_Work to do_
Render every line of the material as a Markdown table with the columns Row and Line, numbering the rows and omitting blank lines. Leave the pictures out.

◇ ◇ ◇ ◇

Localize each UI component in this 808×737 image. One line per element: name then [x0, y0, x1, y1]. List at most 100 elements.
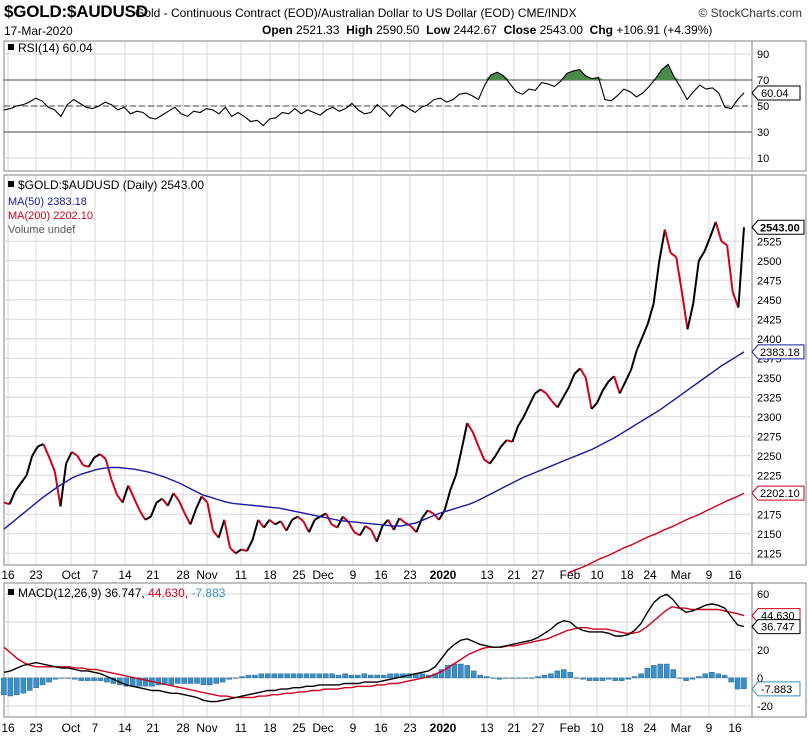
macd-histogram-bar — [123, 677, 129, 687]
price-ytick-label: 2250 — [757, 451, 781, 463]
price-segment — [534, 388, 542, 395]
macd-xtick-label: 16 — [374, 721, 388, 735]
macd-histogram-bar — [226, 677, 232, 680]
rsi-ytick-label: 70 — [757, 75, 769, 87]
price-segment — [235, 548, 242, 555]
price-ytick-label: 2525 — [757, 236, 781, 248]
price-segment — [206, 502, 214, 531]
macd-histogram-bar — [297, 673, 303, 679]
price-segment — [364, 525, 372, 531]
price-segment — [183, 513, 192, 525]
price-segment — [545, 392, 553, 402]
price-segment — [195, 495, 203, 510]
macd-histogram-bar — [625, 677, 631, 680]
macd-histogram-bar — [316, 673, 323, 679]
price-segment — [584, 377, 593, 410]
macd-xtick-label: 25 — [292, 721, 306, 735]
price-segment — [302, 520, 310, 533]
price-segment — [48, 457, 56, 472]
macd-xtick-label: 11 — [235, 721, 248, 735]
macd-histogram-bar — [136, 677, 142, 687]
macd-xtick-label: 10 — [590, 721, 604, 735]
price-segment — [601, 381, 610, 391]
high-label: High — [346, 23, 373, 37]
low-value: 2442.67 — [453, 23, 497, 37]
macd-ytick-label: 60 — [757, 589, 769, 601]
price-segment — [161, 498, 169, 507]
price-segment — [359, 525, 367, 536]
macd-ytick-label: 20 — [757, 645, 769, 657]
macd-xtick-label: Feb — [560, 721, 581, 735]
macd-histogram-bar — [174, 677, 181, 684]
panel-frame-price — [3, 174, 753, 566]
low-label: Low — [426, 23, 451, 37]
price-segment — [71, 451, 78, 457]
price-segment — [31, 445, 39, 457]
ma50-current-tag — [751, 344, 805, 360]
price-xtick-label: 16 — [728, 568, 742, 582]
price-segment — [99, 453, 107, 460]
price-segment — [630, 350, 638, 371]
macd-histogram-bar — [290, 673, 297, 679]
open-label: Open — [262, 23, 293, 37]
price-segment — [93, 453, 101, 459]
change-label: Chg — [589, 23, 613, 37]
price-xtick-label: 21 — [507, 568, 521, 582]
macd-histogram-bar — [689, 677, 696, 680]
price-segment — [375, 525, 384, 542]
macd-histogram-bar — [657, 663, 664, 679]
price-current-tag — [751, 219, 805, 235]
price-segment — [76, 455, 84, 466]
macd-histogram-bar — [503, 677, 509, 679]
price-segment — [466, 422, 474, 433]
price-segment — [200, 495, 209, 504]
price-segment — [567, 373, 576, 388]
rsi-overbought-fill — [560, 69, 605, 80]
price-xtick-label: Feb — [560, 568, 581, 582]
macd-histogram-bar — [1, 677, 7, 695]
price-segment — [488, 455, 497, 465]
macd-xtick-label: Dec — [312, 721, 333, 735]
macd-histogram-bar — [39, 677, 46, 686]
price-segment — [285, 519, 293, 532]
rsi-current-label: 60.04 — [761, 88, 789, 100]
price-ytick-label: 2450 — [757, 295, 781, 307]
macd-histogram-bar — [155, 677, 162, 686]
macd-xtick-label: 21 — [507, 721, 521, 735]
brand-logo: © StockCharts.com — [698, 6, 802, 20]
macd-histogram-bar — [265, 673, 271, 679]
macd-histogram-bar — [200, 677, 207, 686]
price-segment — [217, 519, 226, 538]
macd-xtick-label: 9 — [706, 721, 713, 735]
macd-current-tag — [751, 619, 801, 635]
price-xtick-label: 16 — [374, 568, 388, 582]
macd-histogram-bar — [567, 672, 574, 679]
price-ytick-label: 2475 — [757, 275, 781, 287]
price-xtick-label: 16 — [1, 568, 15, 582]
macd-histogram-bar — [78, 677, 84, 681]
macd-xtick-label: 23 — [29, 721, 43, 735]
macd-histogram-bar — [380, 674, 387, 679]
price-segment — [14, 482, 22, 492]
macd-histogram-bar — [303, 673, 310, 679]
macd-histogram-bar — [638, 673, 644, 679]
price-xtick-label: 28 — [176, 568, 190, 582]
price-segment — [116, 494, 124, 504]
macd-hist-current-tag — [751, 681, 801, 697]
macd-histogram-bar — [522, 677, 528, 679]
price-segment — [308, 519, 316, 533]
price-segment — [483, 458, 491, 465]
macd-histogram-bar — [323, 673, 329, 679]
macd-xtick-label: 24 — [643, 721, 657, 735]
rsi-line — [3, 63, 745, 127]
macd-histogram-bar — [483, 676, 490, 679]
rsi-overbought-fill — [649, 64, 681, 80]
price-segment — [370, 529, 378, 543]
macd-histogram-bar — [676, 677, 683, 679]
macd-histogram-bar — [516, 677, 522, 679]
price-segment — [647, 303, 655, 324]
macd-histogram-bar — [27, 677, 33, 691]
price-segment — [528, 392, 536, 406]
macd-histogram-bar — [65, 677, 72, 679]
price-segment — [121, 485, 130, 503]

◇ ◇ ◇ ◇

_Response_
| Row | Line |
|---|---|
| 1 | Localize each UI component in this 808×737 image. One line per element: name then [x0, y0, x1, y1]. List at most 100 elements. |
| 2 | macd-histogram-bar — [123, 677, 129, 687] |
| 3 | price-ytick-label: 2250 — [757, 451, 781, 463] |
| 4 | price-segment — [534, 388, 542, 395] |
| 5 | macd-xtick-label: 16 — [374, 721, 388, 735] |
| 6 | macd-histogram-bar — [226, 677, 232, 680] |
| 7 | rsi-ytick-label: 70 — [757, 75, 769, 87] |
| 8 | price-segment — [235, 548, 242, 555] |
| 9 | price-ytick-label: 2525 — [757, 236, 781, 248] |
| 10 | price-segment — [206, 502, 214, 531] |
| 11 | macd-histogram-bar — [297, 673, 303, 679] |
| 12 | price-segment — [364, 525, 372, 531] |
| 13 | price-segment — [183, 513, 192, 525] |
| 14 | price-segment — [545, 392, 553, 402] |
| 15 | price-segment — [195, 495, 203, 510] |
| 16 | macd-histogram-bar — [625, 677, 631, 680] |
| 17 | macd-histogram-bar — [316, 673, 323, 679] |
| 18 | price-segment — [584, 377, 593, 410] |
| 19 | macd-xtick-label: 25 — [292, 721, 306, 735] |
| 20 | price-segment — [302, 520, 310, 533] |
| 21 | price-segment — [48, 457, 56, 472] |
| 22 | macd-xtick-label: 11 — [235, 721, 248, 735] |
| 23 | macd-histogram-bar — [136, 677, 142, 687] |
| 24 | macd-xtick-label: 10 — [590, 721, 604, 735] |
| 25 | price-segment — [601, 381, 610, 391] |
| 26 | high-label: High — [346, 23, 373, 37] |
| 27 | low-value: 2442.67 — [453, 23, 497, 37] |
| 28 | macd-ytick-label: 60 — [757, 589, 769, 601] |
| 29 | price-segment — [161, 498, 169, 507] |
| 30 | price-segment — [359, 525, 367, 536] |
| 31 | macd-ytick-label: 20 — [757, 645, 769, 657] |
| 32 | macd-xtick-label: Feb — [560, 721, 581, 735] |
| 33 | macd-histogram-bar — [174, 677, 181, 684] |
| 34 | panel-frame-price — [3, 174, 753, 566] |
| 35 | low-label: Low — [426, 23, 451, 37] |
| 36 | price-segment — [71, 451, 78, 457] |
| 37 | price-segment — [31, 445, 39, 457] |
| 38 | ma50-current-tag — [751, 344, 805, 360] |
| 39 | price-xtick-label: 16 — [728, 568, 742, 582] |
| 40 | price-segment — [99, 453, 107, 460] |
| 41 | price-segment — [630, 350, 638, 371] |
| 42 | macd-histogram-bar — [290, 673, 297, 679] |
| 43 | open-label: Open — [262, 23, 293, 37] |
| 44 | price-segment — [93, 453, 101, 459] |
| 45 | change-label: Chg — [589, 23, 613, 37] |
| 46 | price-xtick-label: 21 — [507, 568, 521, 582] |
| 47 | macd-histogram-bar — [689, 677, 696, 680] |
| 48 | price-segment — [375, 525, 384, 542] |
| 49 | macd-histogram-bar — [657, 663, 664, 679] |
| 50 | price-current-tag — [751, 219, 805, 235] |
| 51 | price-segment — [76, 455, 84, 466] |
| 52 | macd-histogram-bar — [503, 677, 509, 679] |
| 53 | price-segment — [466, 422, 474, 433] |
| 54 | price-segment — [200, 495, 209, 504] |
| 55 | price-segment — [567, 373, 576, 388] |
| 56 | rsi-overbought-fill — [560, 69, 605, 80] |
| 57 | price-xtick-label: Feb — [560, 568, 581, 582] |
| 58 | macd-histogram-bar — [1, 677, 7, 695] |
| 59 | price-segment — [488, 455, 497, 465] |
| 60 | macd-xtick-label: Dec — [312, 721, 333, 735] |
| 61 | macd-histogram-bar — [39, 677, 46, 686] |
| 62 | price-segment — [285, 519, 293, 532] |
| 63 | rsi-current-label: 60.04 — [761, 88, 789, 100] |
| 64 | price-ytick-label: 2450 — [757, 295, 781, 307] |
| 65 | macd-histogram-bar — [155, 677, 162, 686] |
| 66 | macd-xtick-label: 21 — [507, 721, 521, 735] |
| 67 | brand-logo: © StockCharts.com — [698, 6, 802, 20] |
| 68 | macd-histogram-bar — [265, 673, 271, 679] |
| 69 | macd-histogram-bar — [200, 677, 207, 686] |
| 70 | price-segment — [217, 519, 226, 538] |
| 71 | macd-xtick-label: 9 — [706, 721, 713, 735] |
| 72 | macd-current-tag — [751, 619, 801, 635] |
| 73 | price-xtick-label: 16 — [374, 568, 388, 582] |
| 74 | macd-histogram-bar — [567, 672, 574, 679] |
| 75 | price-ytick-label: 2475 — [757, 275, 781, 287] |
| 76 | price-xtick-label: 16 — [1, 568, 15, 582] |
| 77 | macd-histogram-bar — [78, 677, 84, 681] |
| 78 | macd-xtick-label: 23 — [29, 721, 43, 735] |
| 79 | macd-histogram-bar — [380, 674, 387, 679] |
| 80 | price-segment — [14, 482, 22, 492] |
| 81 | macd-histogram-bar — [303, 673, 310, 679] |
| 82 | macd-histogram-bar — [638, 673, 644, 679] |
| 83 | price-xtick-label: 28 — [176, 568, 190, 582] |
| 84 | price-segment — [116, 494, 124, 504] |
| 85 | macd-hist-current-tag — [751, 681, 801, 697] |
| 86 | macd-histogram-bar — [522, 677, 528, 679] |
| 87 | price-segment — [308, 519, 316, 533] |
| 88 | price-segment — [483, 458, 491, 465] |
| 89 | macd-histogram-bar — [323, 673, 329, 679] |
| 90 | macd-xtick-label: 24 — [643, 721, 657, 735] |
| 91 | rsi-line — [3, 63, 745, 127] |
| 92 | macd-histogram-bar — [483, 676, 490, 679] |
| 93 | rsi-overbought-fill — [649, 64, 681, 80] |
| 94 | price-segment — [370, 529, 378, 543] |
| 95 | macd-histogram-bar — [676, 677, 683, 679] |
| 96 | macd-histogram-bar — [516, 677, 522, 679] |
| 97 | price-segment — [647, 303, 655, 324] |
| 98 | macd-histogram-bar — [27, 677, 33, 691] |
| 99 | price-segment — [528, 392, 536, 406] |
| 100 | macd-histogram-bar — [65, 677, 72, 679] |
| 101 | price-segment — [121, 485, 130, 503] |